TO DO
Copy out the data exactly, leaving the pictures behind.

PROVIDED RECORDS
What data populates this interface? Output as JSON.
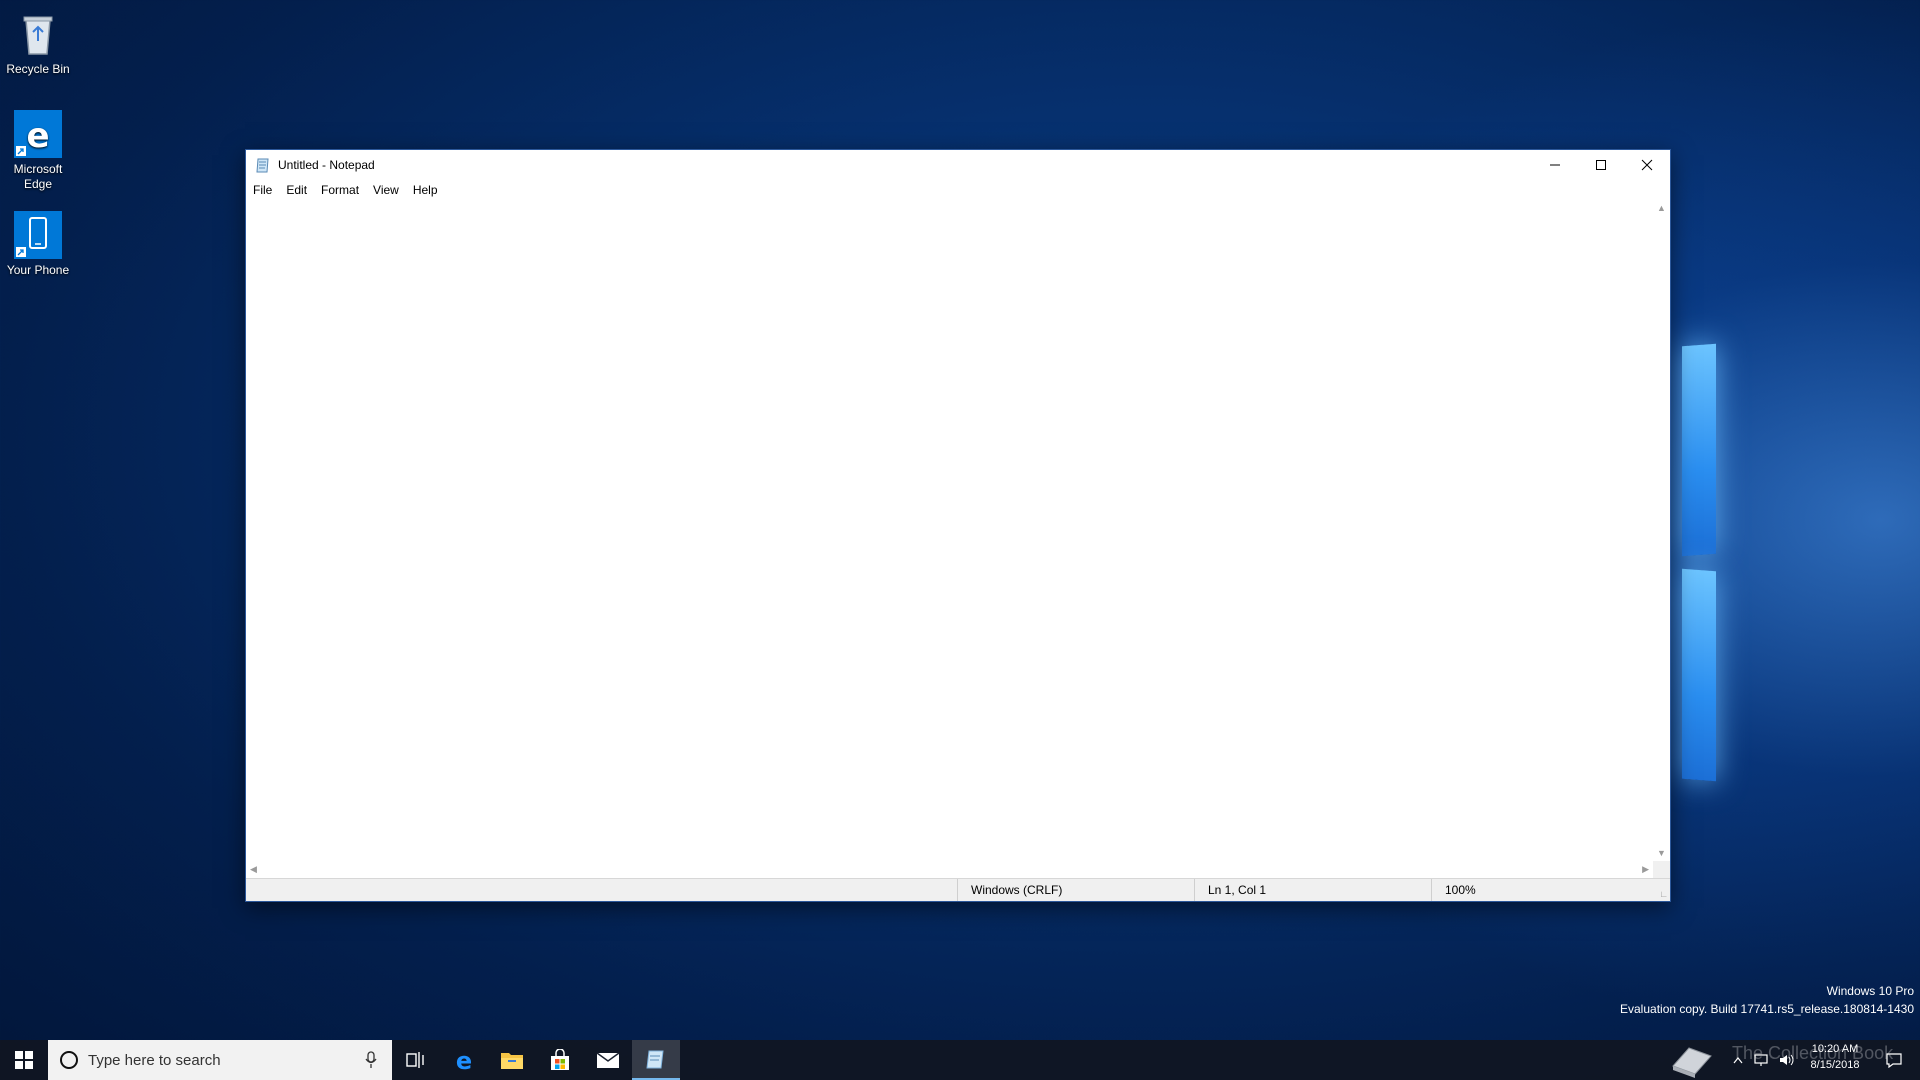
{
  "desktop": {
    "icons": [
      {
        "label": "Recycle Bin",
        "icon": "recycle-bin-icon"
      },
      {
        "label": "Microsoft Edge",
        "icon": "edge-icon"
      },
      {
        "label": "Your Phone",
        "icon": "phone-icon"
      }
    ]
  },
  "notepad": {
    "title": "Untitled - Notepad",
    "menu": [
      "File",
      "Edit",
      "Format",
      "View",
      "Help"
    ],
    "content": "",
    "status": {
      "line_ending": "Windows (CRLF)",
      "position": "Ln 1, Col 1",
      "zoom": "100%"
    }
  },
  "taskbar": {
    "search_placeholder": "Type here to search",
    "apps": [
      "task-view-icon",
      "edge-icon",
      "file-explorer-icon",
      "store-icon",
      "mail-icon",
      "notepad-icon"
    ],
    "clock_time": "10:20 AM",
    "clock_date": "8/15/2018"
  },
  "watermark": {
    "edition": "Windows 10 Pro",
    "build": "Evaluation copy. Build 17741.rs5_release.180814-1430"
  },
  "overlay_text": "The Collection Book",
  "colors": {
    "accent": "#0078d7",
    "desktop_bg": "#06306e",
    "taskbar_bg": "#101622"
  }
}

TASK OUTPUT
What data populates this interface? Output as JSON.
{
  "desktop": {
    "icons": [
      {
        "label": "Recycle Bin",
        "icon": "recycle-bin-icon"
      },
      {
        "label": "Microsoft Edge",
        "icon": "edge-icon"
      },
      {
        "label": "Your Phone",
        "icon": "phone-icon"
      }
    ]
  },
  "notepad": {
    "title": "Untitled - Notepad",
    "menu": [
      "File",
      "Edit",
      "Format",
      "View",
      "Help"
    ],
    "content": "",
    "status": {
      "line_ending": "Windows (CRLF)",
      "position": "Ln 1, Col 1",
      "zoom": "100%"
    }
  },
  "taskbar": {
    "search_placeholder": "Type here to search",
    "apps": [
      "task-view-icon",
      "edge-icon",
      "file-explorer-icon",
      "store-icon",
      "mail-icon",
      "notepad-icon"
    ],
    "clock_time": "10:20 AM",
    "clock_date": "8/15/2018"
  },
  "watermark": {
    "edition": "Windows 10 Pro",
    "build": "Evaluation copy. Build 17741.rs5_release.180814-1430"
  },
  "overlay_text": "The Collection Book",
  "colors": {
    "accent": "#0078d7",
    "desktop_bg": "#06306e",
    "taskbar_bg": "#101622"
  }
}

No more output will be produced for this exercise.